Data to use:
+ + + +
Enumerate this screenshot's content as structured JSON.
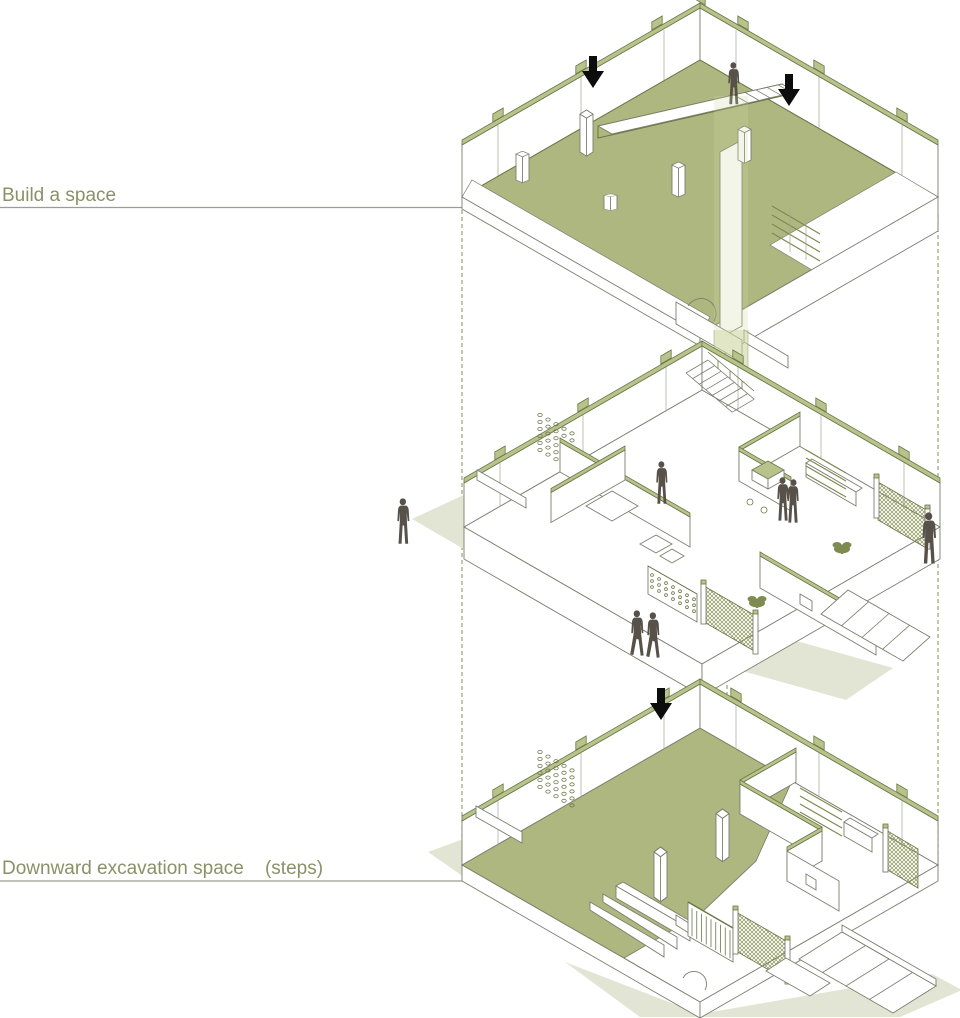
{
  "diagram": {
    "type": "exploded-axonometric",
    "callouts": [
      {
        "id": "build_space",
        "text": "Build a space",
        "points_to": "upper-level-floor"
      },
      {
        "id": "excavation",
        "text": "Downward excavation space    (steps)",
        "points_to": "lower-level-floor"
      }
    ],
    "levels": [
      {
        "id": "upper-level"
      },
      {
        "id": "middle-level"
      },
      {
        "id": "lower-level"
      }
    ],
    "icons": {
      "down_arrow_count": 3,
      "figure_count": 8,
      "plant_count": 2
    }
  },
  "colors": {
    "background": "#ffffff",
    "floor_green": "#aeb77f",
    "wall_cap_green": "#b8c28b",
    "outline_olive": "#6c7747",
    "outline_gray": "#7b7f6e",
    "mesh_olive": "#8a9456",
    "light_shaft_green": "#cbd6a0",
    "shadow_green": "#e2e5d4",
    "guide_dash_olive": "#8f9a62",
    "figure_brown": "#57514a",
    "arrow_black": "#0d0d0d",
    "label_olive": "#8a9167",
    "leader_gray": "#9a9e8e"
  }
}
+ + + +
Directions: Return the lines of the records that include the string "excavation".

Exercise response:
        "id": "excavation",
        "text": "Downward excavation space    (steps)",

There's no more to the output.